--- Material supplied ---

----

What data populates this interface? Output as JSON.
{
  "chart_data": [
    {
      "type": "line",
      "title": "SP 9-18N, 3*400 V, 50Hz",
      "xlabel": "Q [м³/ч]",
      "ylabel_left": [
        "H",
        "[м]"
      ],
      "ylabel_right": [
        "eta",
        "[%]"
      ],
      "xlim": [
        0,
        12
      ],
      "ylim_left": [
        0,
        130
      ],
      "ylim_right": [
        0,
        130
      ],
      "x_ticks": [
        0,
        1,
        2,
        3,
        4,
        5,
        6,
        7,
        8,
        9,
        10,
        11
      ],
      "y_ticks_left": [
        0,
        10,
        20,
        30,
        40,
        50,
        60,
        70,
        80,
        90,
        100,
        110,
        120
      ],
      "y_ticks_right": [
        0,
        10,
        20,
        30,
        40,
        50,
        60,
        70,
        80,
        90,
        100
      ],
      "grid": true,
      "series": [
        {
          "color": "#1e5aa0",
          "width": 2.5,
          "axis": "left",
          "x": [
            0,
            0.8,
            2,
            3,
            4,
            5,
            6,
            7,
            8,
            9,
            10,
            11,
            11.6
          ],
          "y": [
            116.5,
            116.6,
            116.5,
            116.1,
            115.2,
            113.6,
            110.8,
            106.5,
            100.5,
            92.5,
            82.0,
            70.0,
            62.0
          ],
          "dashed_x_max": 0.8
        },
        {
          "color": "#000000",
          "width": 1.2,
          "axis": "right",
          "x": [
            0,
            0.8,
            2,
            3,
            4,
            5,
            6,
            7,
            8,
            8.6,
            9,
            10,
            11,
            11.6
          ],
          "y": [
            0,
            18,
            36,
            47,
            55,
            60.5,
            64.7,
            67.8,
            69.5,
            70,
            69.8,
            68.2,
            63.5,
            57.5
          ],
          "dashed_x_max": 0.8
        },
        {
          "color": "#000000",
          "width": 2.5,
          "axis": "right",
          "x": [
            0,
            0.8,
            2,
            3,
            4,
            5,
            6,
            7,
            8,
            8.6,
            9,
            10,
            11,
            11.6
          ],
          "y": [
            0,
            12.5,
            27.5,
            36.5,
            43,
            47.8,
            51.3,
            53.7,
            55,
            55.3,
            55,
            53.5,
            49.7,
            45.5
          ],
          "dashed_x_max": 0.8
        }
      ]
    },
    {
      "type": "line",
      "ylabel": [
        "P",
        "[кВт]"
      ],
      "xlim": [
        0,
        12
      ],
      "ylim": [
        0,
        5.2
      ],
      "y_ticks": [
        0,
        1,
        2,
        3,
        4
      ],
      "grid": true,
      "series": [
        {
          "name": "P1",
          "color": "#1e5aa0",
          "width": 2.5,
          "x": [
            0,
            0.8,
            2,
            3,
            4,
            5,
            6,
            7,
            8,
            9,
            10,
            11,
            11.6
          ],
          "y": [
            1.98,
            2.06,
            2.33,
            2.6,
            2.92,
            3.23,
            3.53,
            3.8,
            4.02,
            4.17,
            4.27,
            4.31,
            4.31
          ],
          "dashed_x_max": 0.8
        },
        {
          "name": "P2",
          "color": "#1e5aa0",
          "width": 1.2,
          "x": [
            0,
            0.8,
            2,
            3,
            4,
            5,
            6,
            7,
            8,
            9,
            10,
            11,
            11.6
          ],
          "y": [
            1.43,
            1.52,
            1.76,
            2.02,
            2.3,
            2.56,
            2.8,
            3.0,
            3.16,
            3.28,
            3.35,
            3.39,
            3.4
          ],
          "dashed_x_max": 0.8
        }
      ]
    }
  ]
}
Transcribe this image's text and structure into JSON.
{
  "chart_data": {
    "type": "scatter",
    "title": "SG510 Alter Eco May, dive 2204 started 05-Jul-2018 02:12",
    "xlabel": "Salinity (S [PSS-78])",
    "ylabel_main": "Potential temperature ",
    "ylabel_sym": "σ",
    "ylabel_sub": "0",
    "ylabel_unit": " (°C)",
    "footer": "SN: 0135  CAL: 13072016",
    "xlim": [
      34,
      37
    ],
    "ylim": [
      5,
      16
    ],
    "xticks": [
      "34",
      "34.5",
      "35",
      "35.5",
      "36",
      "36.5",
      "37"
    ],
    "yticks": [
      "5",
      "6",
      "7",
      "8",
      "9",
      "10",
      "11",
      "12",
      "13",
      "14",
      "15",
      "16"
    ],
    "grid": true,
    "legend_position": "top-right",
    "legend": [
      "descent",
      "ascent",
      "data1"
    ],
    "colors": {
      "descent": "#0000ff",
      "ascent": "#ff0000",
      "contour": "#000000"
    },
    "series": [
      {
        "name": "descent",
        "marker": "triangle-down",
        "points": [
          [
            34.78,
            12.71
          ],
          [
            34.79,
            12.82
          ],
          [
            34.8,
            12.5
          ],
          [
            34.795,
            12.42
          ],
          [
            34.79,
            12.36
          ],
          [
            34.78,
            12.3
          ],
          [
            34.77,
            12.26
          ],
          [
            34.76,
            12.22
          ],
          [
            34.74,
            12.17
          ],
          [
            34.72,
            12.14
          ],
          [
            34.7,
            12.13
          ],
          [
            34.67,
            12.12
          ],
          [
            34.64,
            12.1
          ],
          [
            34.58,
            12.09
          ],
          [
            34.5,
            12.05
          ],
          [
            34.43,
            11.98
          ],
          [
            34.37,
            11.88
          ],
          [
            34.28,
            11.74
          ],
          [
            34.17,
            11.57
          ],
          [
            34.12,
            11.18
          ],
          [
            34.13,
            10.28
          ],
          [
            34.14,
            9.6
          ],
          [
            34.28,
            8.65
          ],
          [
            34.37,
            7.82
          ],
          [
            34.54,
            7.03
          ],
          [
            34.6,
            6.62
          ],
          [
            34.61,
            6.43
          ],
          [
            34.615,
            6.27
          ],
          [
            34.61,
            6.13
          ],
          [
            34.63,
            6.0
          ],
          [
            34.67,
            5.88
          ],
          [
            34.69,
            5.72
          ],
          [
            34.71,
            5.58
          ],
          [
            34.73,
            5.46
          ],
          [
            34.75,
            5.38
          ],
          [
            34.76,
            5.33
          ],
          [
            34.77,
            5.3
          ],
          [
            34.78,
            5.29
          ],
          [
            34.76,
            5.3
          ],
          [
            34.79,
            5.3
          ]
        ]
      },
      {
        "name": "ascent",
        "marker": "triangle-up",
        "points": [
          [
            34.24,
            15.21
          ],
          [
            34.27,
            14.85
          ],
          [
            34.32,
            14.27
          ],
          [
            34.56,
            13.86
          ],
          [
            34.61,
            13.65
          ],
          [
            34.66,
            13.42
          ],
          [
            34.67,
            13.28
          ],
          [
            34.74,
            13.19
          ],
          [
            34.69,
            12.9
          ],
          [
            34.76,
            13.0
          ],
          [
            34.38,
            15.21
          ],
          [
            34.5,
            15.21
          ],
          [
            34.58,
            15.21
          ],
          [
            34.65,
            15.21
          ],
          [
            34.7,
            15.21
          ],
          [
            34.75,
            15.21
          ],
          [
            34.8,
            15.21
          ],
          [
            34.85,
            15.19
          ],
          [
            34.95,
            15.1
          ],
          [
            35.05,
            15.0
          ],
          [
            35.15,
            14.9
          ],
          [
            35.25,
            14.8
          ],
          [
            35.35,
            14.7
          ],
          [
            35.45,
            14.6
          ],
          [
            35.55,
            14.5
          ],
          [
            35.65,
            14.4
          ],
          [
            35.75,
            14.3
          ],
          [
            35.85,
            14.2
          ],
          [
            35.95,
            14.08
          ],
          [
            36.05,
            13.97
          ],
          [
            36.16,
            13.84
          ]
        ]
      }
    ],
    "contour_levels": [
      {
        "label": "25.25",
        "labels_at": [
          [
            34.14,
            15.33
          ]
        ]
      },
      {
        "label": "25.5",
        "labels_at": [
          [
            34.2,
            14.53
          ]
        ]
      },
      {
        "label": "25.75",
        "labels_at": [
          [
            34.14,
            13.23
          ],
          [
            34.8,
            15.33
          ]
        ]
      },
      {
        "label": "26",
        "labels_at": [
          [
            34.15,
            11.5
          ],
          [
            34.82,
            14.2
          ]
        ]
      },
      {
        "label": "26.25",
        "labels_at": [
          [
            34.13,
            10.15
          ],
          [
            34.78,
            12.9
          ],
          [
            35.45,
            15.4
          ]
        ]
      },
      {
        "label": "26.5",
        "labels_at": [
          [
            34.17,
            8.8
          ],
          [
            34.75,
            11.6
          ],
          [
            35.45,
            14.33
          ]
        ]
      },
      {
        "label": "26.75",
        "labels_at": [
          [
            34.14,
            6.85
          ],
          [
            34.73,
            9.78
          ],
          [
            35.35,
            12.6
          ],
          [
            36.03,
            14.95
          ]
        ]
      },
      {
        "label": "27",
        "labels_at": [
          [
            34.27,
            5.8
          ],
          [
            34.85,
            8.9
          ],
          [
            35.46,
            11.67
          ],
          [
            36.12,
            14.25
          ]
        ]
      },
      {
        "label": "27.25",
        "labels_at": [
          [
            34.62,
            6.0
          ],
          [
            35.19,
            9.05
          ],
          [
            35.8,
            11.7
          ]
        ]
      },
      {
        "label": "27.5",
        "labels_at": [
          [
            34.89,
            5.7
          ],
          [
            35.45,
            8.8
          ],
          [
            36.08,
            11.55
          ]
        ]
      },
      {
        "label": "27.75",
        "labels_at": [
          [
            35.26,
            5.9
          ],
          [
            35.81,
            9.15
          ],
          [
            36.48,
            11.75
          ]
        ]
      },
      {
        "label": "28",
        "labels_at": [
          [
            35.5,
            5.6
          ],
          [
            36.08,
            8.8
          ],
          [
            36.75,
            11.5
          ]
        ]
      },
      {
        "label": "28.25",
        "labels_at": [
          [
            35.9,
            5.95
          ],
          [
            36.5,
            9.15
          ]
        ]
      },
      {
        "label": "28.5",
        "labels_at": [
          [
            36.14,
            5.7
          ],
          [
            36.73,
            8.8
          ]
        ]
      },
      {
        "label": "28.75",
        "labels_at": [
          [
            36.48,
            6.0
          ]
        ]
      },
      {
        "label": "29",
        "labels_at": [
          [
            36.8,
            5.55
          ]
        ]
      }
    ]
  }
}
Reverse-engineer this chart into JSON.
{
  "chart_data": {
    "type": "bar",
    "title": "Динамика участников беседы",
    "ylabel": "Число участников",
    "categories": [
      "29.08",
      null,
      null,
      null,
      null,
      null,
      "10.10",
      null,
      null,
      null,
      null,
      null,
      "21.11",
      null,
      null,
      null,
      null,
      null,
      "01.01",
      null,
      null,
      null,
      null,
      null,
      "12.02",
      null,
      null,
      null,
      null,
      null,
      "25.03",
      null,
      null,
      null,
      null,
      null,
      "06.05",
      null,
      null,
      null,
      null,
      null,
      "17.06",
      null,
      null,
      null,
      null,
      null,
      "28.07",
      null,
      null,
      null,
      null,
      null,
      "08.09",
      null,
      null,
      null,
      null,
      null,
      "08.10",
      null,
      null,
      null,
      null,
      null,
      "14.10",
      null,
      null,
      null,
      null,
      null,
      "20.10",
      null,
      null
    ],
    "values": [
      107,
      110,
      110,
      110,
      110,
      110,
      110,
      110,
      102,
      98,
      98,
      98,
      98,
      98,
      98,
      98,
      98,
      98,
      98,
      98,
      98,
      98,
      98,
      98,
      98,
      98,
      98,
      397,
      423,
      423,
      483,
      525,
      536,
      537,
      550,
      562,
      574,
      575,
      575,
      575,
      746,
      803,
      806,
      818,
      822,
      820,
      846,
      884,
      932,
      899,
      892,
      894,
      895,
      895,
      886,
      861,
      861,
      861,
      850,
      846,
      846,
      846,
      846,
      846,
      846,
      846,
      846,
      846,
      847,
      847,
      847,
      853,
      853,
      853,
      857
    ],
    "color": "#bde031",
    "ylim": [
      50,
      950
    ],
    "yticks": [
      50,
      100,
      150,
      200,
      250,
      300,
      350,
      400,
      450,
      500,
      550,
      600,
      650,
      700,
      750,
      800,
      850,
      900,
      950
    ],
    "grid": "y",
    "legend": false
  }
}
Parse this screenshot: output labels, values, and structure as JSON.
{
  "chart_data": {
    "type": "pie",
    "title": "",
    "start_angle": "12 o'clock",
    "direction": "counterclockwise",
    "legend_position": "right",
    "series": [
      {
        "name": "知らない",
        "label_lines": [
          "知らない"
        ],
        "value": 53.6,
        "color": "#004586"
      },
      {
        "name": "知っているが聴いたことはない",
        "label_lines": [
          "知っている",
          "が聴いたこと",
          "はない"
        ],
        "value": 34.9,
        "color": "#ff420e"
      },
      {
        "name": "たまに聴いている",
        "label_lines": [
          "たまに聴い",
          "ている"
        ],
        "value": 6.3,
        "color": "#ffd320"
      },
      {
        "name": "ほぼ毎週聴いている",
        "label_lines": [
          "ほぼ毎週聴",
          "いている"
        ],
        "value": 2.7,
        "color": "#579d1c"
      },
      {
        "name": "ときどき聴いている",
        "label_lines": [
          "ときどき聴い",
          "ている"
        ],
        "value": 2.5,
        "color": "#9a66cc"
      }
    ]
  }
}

----

--- What the exercise asks ---
Copy all the lines above that hold the string "triangle".

--- Output below ---
        "marker": "triangle-down",
        "marker": "triangle-up",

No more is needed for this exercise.